Description of the task:
Could you write out the records below exactly as they appear, leaving out any pictures?

Data records:
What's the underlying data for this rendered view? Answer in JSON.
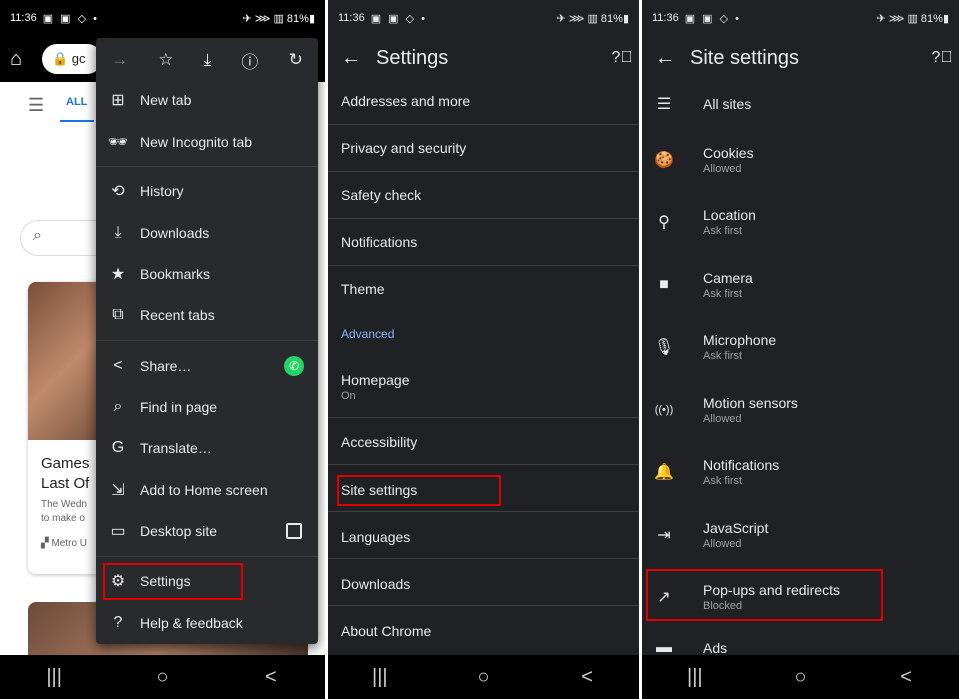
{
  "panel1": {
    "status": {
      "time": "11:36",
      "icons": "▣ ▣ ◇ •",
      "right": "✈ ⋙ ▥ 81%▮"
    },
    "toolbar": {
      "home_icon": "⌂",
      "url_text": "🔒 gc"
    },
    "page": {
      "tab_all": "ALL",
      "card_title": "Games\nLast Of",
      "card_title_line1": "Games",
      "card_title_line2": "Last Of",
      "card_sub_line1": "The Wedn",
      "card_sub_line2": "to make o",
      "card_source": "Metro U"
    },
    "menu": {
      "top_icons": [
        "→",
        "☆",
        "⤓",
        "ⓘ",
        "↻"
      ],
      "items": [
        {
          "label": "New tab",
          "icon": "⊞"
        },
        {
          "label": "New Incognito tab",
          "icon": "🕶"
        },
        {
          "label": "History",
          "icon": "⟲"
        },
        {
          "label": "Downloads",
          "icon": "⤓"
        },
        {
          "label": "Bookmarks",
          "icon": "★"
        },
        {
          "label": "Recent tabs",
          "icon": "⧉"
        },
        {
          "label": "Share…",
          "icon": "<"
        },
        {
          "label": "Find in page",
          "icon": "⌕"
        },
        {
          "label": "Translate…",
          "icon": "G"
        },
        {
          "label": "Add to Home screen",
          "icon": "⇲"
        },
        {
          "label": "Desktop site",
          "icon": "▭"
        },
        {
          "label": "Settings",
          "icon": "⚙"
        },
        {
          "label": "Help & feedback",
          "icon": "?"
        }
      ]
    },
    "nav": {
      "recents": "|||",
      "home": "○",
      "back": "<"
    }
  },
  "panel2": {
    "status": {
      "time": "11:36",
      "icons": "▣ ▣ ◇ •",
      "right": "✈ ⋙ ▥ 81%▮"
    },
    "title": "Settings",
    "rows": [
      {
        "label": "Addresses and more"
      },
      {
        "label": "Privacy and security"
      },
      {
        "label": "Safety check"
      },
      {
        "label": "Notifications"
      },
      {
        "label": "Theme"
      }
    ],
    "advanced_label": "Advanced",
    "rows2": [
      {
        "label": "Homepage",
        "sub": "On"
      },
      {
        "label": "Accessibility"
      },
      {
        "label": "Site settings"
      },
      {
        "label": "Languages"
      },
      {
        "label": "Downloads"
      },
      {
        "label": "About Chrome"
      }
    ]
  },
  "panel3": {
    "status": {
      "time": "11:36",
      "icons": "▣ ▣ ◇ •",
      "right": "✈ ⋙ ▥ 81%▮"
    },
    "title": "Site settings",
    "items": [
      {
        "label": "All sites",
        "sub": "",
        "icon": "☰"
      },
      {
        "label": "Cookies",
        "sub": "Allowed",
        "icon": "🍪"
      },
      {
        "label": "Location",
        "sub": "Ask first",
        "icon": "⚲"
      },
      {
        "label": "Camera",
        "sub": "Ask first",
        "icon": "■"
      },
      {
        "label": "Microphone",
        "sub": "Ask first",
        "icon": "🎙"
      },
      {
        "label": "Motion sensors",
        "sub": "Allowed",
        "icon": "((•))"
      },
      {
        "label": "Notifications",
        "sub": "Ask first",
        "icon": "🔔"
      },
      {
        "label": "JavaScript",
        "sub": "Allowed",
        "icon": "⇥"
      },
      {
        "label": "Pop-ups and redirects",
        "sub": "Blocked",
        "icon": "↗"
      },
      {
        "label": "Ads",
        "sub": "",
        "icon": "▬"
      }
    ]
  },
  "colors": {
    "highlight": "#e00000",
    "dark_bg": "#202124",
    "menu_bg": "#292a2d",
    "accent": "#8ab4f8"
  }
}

Expected answer:
What's the underlying data for this rendered view? Answer in JSON.
{
  "panel1": {
    "status": {
      "time": "11:36",
      "icons": "▣ ▣ ◇ •",
      "right": "✈ ⋙ ▥ 81%▮"
    },
    "toolbar": {
      "home_icon": "⌂",
      "url_text": "🔒 gc"
    },
    "page": {
      "tab_all": "ALL",
      "card_title": "Games\nLast Of",
      "card_title_line1": "Games",
      "card_title_line2": "Last Of",
      "card_sub_line1": "The Wedn",
      "card_sub_line2": "to make o",
      "card_source": "Metro U"
    },
    "menu": {
      "top_icons": [
        "→",
        "☆",
        "⤓",
        "ⓘ",
        "↻"
      ],
      "items": [
        {
          "label": "New tab",
          "icon": "⊞"
        },
        {
          "label": "New Incognito tab",
          "icon": "🕶"
        },
        {
          "label": "History",
          "icon": "⟲"
        },
        {
          "label": "Downloads",
          "icon": "⤓"
        },
        {
          "label": "Bookmarks",
          "icon": "★"
        },
        {
          "label": "Recent tabs",
          "icon": "⧉"
        },
        {
          "label": "Share…",
          "icon": "<"
        },
        {
          "label": "Find in page",
          "icon": "⌕"
        },
        {
          "label": "Translate…",
          "icon": "G"
        },
        {
          "label": "Add to Home screen",
          "icon": "⇲"
        },
        {
          "label": "Desktop site",
          "icon": "▭"
        },
        {
          "label": "Settings",
          "icon": "⚙"
        },
        {
          "label": "Help & feedback",
          "icon": "?"
        }
      ]
    },
    "nav": {
      "recents": "|||",
      "home": "○",
      "back": "<"
    }
  },
  "panel2": {
    "status": {
      "time": "11:36",
      "icons": "▣ ▣ ◇ •",
      "right": "✈ ⋙ ▥ 81%▮"
    },
    "title": "Settings",
    "rows": [
      {
        "label": "Addresses and more"
      },
      {
        "label": "Privacy and security"
      },
      {
        "label": "Safety check"
      },
      {
        "label": "Notifications"
      },
      {
        "label": "Theme"
      }
    ],
    "advanced_label": "Advanced",
    "rows2": [
      {
        "label": "Homepage",
        "sub": "On"
      },
      {
        "label": "Accessibility"
      },
      {
        "label": "Site settings"
      },
      {
        "label": "Languages"
      },
      {
        "label": "Downloads"
      },
      {
        "label": "About Chrome"
      }
    ]
  },
  "panel3": {
    "status": {
      "time": "11:36",
      "icons": "▣ ▣ ◇ •",
      "right": "✈ ⋙ ▥ 81%▮"
    },
    "title": "Site settings",
    "items": [
      {
        "label": "All sites",
        "sub": "",
        "icon": "☰"
      },
      {
        "label": "Cookies",
        "sub": "Allowed",
        "icon": "🍪"
      },
      {
        "label": "Location",
        "sub": "Ask first",
        "icon": "⚲"
      },
      {
        "label": "Camera",
        "sub": "Ask first",
        "icon": "■"
      },
      {
        "label": "Microphone",
        "sub": "Ask first",
        "icon": "🎙"
      },
      {
        "label": "Motion sensors",
        "sub": "Allowed",
        "icon": "((•))"
      },
      {
        "label": "Notifications",
        "sub": "Ask first",
        "icon": "🔔"
      },
      {
        "label": "JavaScript",
        "sub": "Allowed",
        "icon": "⇥"
      },
      {
        "label": "Pop-ups and redirects",
        "sub": "Blocked",
        "icon": "↗"
      },
      {
        "label": "Ads",
        "sub": "",
        "icon": "▬"
      }
    ]
  },
  "colors": {
    "highlight": "#e00000",
    "dark_bg": "#202124",
    "menu_bg": "#292a2d",
    "accent": "#8ab4f8"
  }
}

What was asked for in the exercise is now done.